[Stored records]
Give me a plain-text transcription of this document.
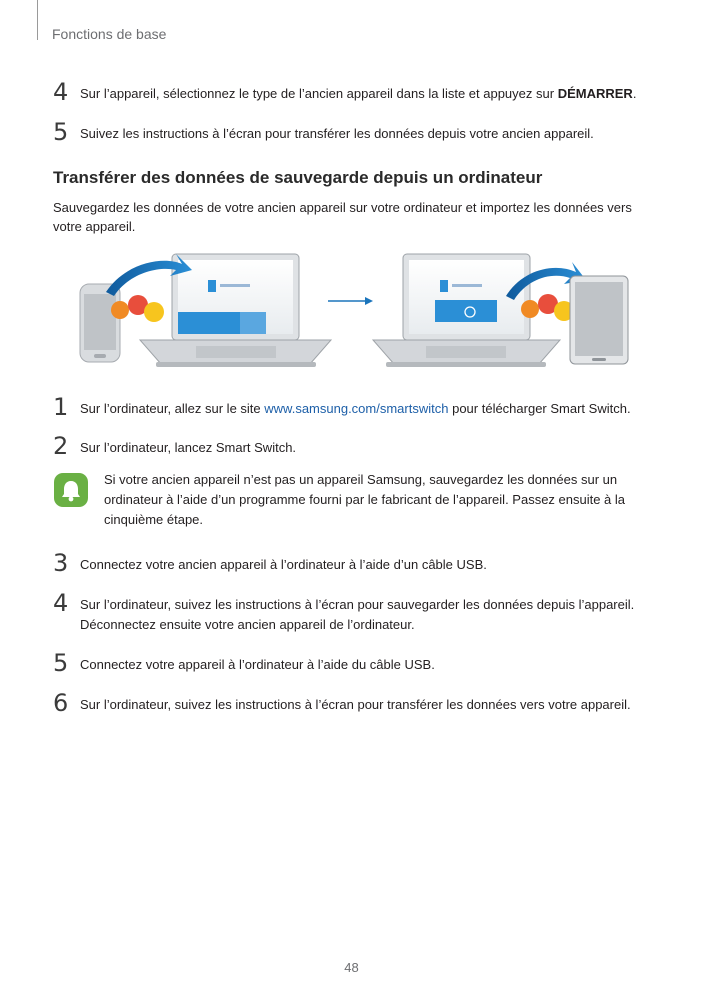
Fonctions de base
4 Sur l’appareil, sélectionnez le type de l’ancien appareil dans la liste et appuyez sur DÉMARRER.
5 Suivez les instructions à l’écran pour transférer les données depuis votre ancien appareil.
Transférer des données de sauvegarde depuis un ordinateur
Sauvegardez les données de votre ancien appareil sur votre ordinateur et importez les données vers votre appareil.
1 Sur l’ordinateur, allez sur le site www.samsung.com/smartswitch pour télécharger Smart Switch.
2 Sur l’ordinateur, lancez Smart Switch.
Si votre ancien appareil n’est pas un appareil Samsung, sauvegardez les données sur un ordinateur à l’aide d’un programme fourni par le fabricant de l’appareil. Passez ensuite à la cinquième étape.
3 Connectez votre ancien appareil à l’ordinateur à l’aide d’un câble USB.
4 Sur l’ordinateur, suivez les instructions à l’écran pour sauvegarder les données depuis l’appareil. Déconnectez ensuite votre ancien appareil de l’ordinateur.
5 Connectez votre appareil à l’ordinateur à l’aide du câble USB.
6 Sur l’ordinateur, suivez les instructions à l’écran pour transférer les données vers votre appareil.
48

■ Instruction: Omit the images and transcribe all of the records above word for word.

■ Expected output:
Give me a plain-text transcription of this document.
Fonctions de base
4 Sur l’appareil, sélectionnez le type de l’ancien appareil dans la liste et appuyez sur DÉMARRER.
5 Suivez les instructions à l’écran pour transférer les données depuis votre ancien appareil.
Transférer des données de sauvegarde depuis un ordinateur
Sauvegardez les données de votre ancien appareil sur votre ordinateur et importez les données vers votre appareil.
1 Sur l’ordinateur, allez sur le site www.samsung.com/smartswitch pour télécharger Smart Switch.
2 Sur l’ordinateur, lancez Smart Switch.
Si votre ancien appareil n’est pas un appareil Samsung, sauvegardez les données sur un ordinateur à l’aide d’un programme fourni par le fabricant de l’appareil. Passez ensuite à la cinquième étape.
3 Connectez votre ancien appareil à l’ordinateur à l’aide d’un câble USB.
4 Sur l’ordinateur, suivez les instructions à l’écran pour sauvegarder les données depuis l’appareil. Déconnectez ensuite votre ancien appareil de l’ordinateur.
5 Connectez votre appareil à l’ordinateur à l’aide du câble USB.
6 Sur l’ordinateur, suivez les instructions à l’écran pour transférer les données vers votre appareil.
48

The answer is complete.